# Start of Records for this task

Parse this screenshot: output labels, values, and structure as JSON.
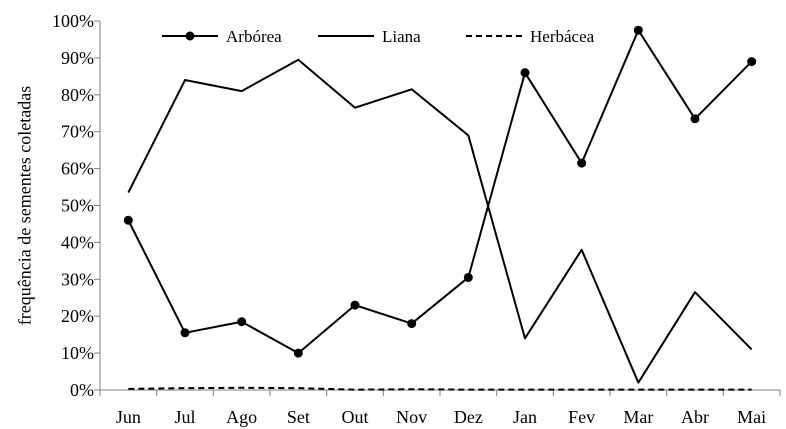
{
  "chart_data": {
    "type": "line",
    "categories": [
      "Jun",
      "Jul",
      "Ago",
      "Set",
      "Out",
      "Nov",
      "Dez",
      "Jan",
      "Fev",
      "Mar",
      "Abr",
      "Mai"
    ],
    "series": [
      {
        "name": "Arbórea",
        "values": [
          46,
          15.5,
          18.5,
          10,
          23,
          18,
          30.5,
          86,
          61.5,
          97.5,
          73.5,
          89
        ],
        "style": "solid-markers",
        "color": "#000000"
      },
      {
        "name": "Liana",
        "values": [
          53.5,
          84,
          81,
          89.5,
          76.5,
          81.5,
          69,
          14,
          38,
          2,
          26.5,
          11
        ],
        "style": "solid",
        "color": "#000000"
      },
      {
        "name": "Herbácea",
        "values": [
          0.3,
          0.5,
          0.6,
          0.5,
          0.1,
          0.2,
          0.1,
          0.1,
          0.1,
          0.1,
          0.1,
          0.1
        ],
        "style": "dashed",
        "color": "#000000"
      }
    ],
    "yticks": [
      "0%",
      "10%",
      "20%",
      "30%",
      "40%",
      "50%",
      "60%",
      "70%",
      "80%",
      "90%",
      "100%"
    ],
    "ylabel": "frequência de sementes coletadas",
    "xlabel": "",
    "title": "",
    "ylim": [
      0,
      100
    ],
    "grid": false,
    "legend_position": "top"
  }
}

# End of Records for this task

◆ **Task details**
Pictures appear in the records above. Output everything except them, exactly.

◆ **Written solution**
Parse this screenshot: output labels, values, and structure as JSON.
{
  "chart_data": {
    "type": "line",
    "categories": [
      "Jun",
      "Jul",
      "Ago",
      "Set",
      "Out",
      "Nov",
      "Dez",
      "Jan",
      "Fev",
      "Mar",
      "Abr",
      "Mai"
    ],
    "series": [
      {
        "name": "Arbórea",
        "values": [
          46,
          15.5,
          18.5,
          10,
          23,
          18,
          30.5,
          86,
          61.5,
          97.5,
          73.5,
          89
        ],
        "style": "solid-markers",
        "color": "#000000"
      },
      {
        "name": "Liana",
        "values": [
          53.5,
          84,
          81,
          89.5,
          76.5,
          81.5,
          69,
          14,
          38,
          2,
          26.5,
          11
        ],
        "style": "solid",
        "color": "#000000"
      },
      {
        "name": "Herbácea",
        "values": [
          0.3,
          0.5,
          0.6,
          0.5,
          0.1,
          0.2,
          0.1,
          0.1,
          0.1,
          0.1,
          0.1,
          0.1
        ],
        "style": "dashed",
        "color": "#000000"
      }
    ],
    "yticks": [
      "0%",
      "10%",
      "20%",
      "30%",
      "40%",
      "50%",
      "60%",
      "70%",
      "80%",
      "90%",
      "100%"
    ],
    "ylabel": "frequência de sementes coletadas",
    "xlabel": "",
    "title": "",
    "ylim": [
      0,
      100
    ],
    "grid": false,
    "legend_position": "top"
  }
}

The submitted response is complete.